**Goal of the exercise**. Repeat each line exactly as it is written.

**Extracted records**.

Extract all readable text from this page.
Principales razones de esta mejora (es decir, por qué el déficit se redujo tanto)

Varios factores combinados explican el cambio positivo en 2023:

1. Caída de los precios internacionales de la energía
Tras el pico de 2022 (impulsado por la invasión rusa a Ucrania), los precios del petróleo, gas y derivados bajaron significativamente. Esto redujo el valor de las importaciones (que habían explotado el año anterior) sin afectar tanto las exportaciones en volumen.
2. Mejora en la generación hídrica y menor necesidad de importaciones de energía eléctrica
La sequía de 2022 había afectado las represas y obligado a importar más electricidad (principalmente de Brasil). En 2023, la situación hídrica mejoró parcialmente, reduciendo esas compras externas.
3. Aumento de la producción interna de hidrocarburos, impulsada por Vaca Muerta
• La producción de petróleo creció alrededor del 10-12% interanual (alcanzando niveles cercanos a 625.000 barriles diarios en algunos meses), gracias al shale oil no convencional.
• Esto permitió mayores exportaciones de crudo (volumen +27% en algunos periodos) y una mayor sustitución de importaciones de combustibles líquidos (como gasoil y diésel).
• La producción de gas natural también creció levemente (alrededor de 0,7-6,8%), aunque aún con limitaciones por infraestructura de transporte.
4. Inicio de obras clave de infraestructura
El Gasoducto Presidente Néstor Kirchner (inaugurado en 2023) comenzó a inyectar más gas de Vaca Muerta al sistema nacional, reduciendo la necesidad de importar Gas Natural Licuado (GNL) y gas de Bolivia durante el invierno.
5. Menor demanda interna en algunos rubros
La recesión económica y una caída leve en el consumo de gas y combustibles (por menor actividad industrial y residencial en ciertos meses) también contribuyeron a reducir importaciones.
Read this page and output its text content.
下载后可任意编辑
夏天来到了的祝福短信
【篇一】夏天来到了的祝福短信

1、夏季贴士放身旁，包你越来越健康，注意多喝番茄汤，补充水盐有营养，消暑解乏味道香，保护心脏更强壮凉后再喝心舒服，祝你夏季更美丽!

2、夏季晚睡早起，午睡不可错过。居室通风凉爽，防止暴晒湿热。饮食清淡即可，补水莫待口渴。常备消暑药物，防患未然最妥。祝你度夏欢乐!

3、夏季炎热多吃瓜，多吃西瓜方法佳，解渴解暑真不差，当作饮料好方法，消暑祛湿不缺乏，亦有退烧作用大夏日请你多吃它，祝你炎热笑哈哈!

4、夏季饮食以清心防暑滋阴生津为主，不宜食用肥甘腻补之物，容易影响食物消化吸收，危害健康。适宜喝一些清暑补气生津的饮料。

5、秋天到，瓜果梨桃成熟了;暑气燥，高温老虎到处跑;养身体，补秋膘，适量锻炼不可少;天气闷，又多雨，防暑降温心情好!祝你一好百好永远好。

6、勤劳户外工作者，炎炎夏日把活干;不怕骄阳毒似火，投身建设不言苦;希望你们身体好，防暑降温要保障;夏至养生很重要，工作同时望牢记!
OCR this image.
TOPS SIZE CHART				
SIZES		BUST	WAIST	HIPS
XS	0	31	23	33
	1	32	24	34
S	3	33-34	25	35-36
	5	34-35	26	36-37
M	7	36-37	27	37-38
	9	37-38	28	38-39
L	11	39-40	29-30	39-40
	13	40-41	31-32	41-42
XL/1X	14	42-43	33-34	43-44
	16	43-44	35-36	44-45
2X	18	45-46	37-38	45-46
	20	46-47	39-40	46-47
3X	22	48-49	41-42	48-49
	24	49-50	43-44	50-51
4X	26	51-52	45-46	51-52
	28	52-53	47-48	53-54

**Solved problem**.
Extract all readable text from this page.
Principales razones de esta mejora (es decir, por qué el déficit se redujo tanto)

Varios factores combinados explican el cambio positivo en 2023:

1. Caída de los precios internacionales de la energía
Tras el pico de 2022 (impulsado por la invasión rusa a Ucrania), los precios del petróleo, gas y derivados bajaron significativamente. Esto redujo el valor de las importaciones (que habían explotado el año anterior) sin afectar tanto las exportaciones en volumen.
2. Mejora en la generación hídrica y menor necesidad de importaciones de energía eléctrica
La sequía de 2022 había afectado las represas y obligado a importar más electricidad (principalmente de Brasil). En 2023, la situación hídrica mejoró parcialmente, reduciendo esas compras externas.
3. Aumento de la producción interna de hidrocarburos, impulsada por Vaca Muerta
• La producción de petróleo creció alrededor del 10-12% interanual (alcanzando niveles cercanos a 625.000 barriles diarios en algunos meses), gracias al shale oil no convencional.
• Esto permitió mayores exportaciones de crudo (volumen +27% en algunos periodos) y una mayor sustitución de importaciones de combustibles líquidos (como gasoil y diésel).
• La producción de gas natural también creció levemente (alrededor de 0,7-6,8%), aunque aún con limitaciones por infraestructura de transporte.
4. Inicio de obras clave de infraestructura
El Gasoducto Presidente Néstor Kirchner (inaugurado en 2023) comenzó a inyectar más gas de Vaca Muerta al sistema nacional, reduciendo la necesidad de importar Gas Natural Licuado (GNL) y gas de Bolivia durante el invierno.
5. Menor demanda interna en algunos rubros
La recesión económica y una caída leve en el consumo de gas y combustibles (por menor actividad industrial y residencial en ciertos meses) también contribuyeron a reducir importaciones.
Read this page and output its text content.
下载后可任意编辑
夏天来到了的祝福短信
【篇一】夏天来到了的祝福短信

1、夏季贴士放身旁，包你越来越健康，注意多喝番茄汤，补充水盐有营养，消暑解乏味道香，保护心脏更强壮凉后再喝心舒服，祝你夏季更美丽!

2、夏季晚睡早起，午睡不可错过。居室通风凉爽，防止暴晒湿热。饮食清淡即可，补水莫待口渴。常备消暑药物，防患未然最妥。祝你度夏欢乐!

3、夏季炎热多吃瓜，多吃西瓜方法佳，解渴解暑真不差，当作饮料好方法，消暑祛湿不缺乏，亦有退烧作用大夏日请你多吃它，祝你炎热笑哈哈!

4、夏季饮食以清心防暑滋阴生津为主，不宜食用肥甘腻补之物，容易影响食物消化吸收，危害健康。适宜喝一些清暑补气生津的饮料。

5、秋天到，瓜果梨桃成熟了;暑气燥，高温老虎到处跑;养身体，补秋膘，适量锻炼不可少;天气闷，又多雨，防暑降温心情好!祝你一好百好永远好。

6、勤劳户外工作者，炎炎夏日把活干;不怕骄阳毒似火，投身建设不言苦;希望你们身体好，防暑降温要保障;夏至养生很重要，工作同时望牢记!
OCR this image.
TOPS SIZE CHART				
SIZES		BUST	WAIST	HIPS
XS	0	31	23	33
	1	32	24	34
S	3	33-34	25	35-36
	5	34-35	26	36-37
M	7	36-37	27	37-38
	9	37-38	28	38-39
L	11	39-40	29-30	39-40
	13	40-41	31-32	41-42
XL/1X	14	42-43	33-34	43-44
	16	43-44	35-36	44-45
2X	18	45-46	37-38	45-46
	20	46-47	39-40	46-47
3X	22	48-49	41-42	48-49
	24	49-50	43-44	50-51
4X	26	51-52	45-46	51-52
	28	52-53	47-48	53-54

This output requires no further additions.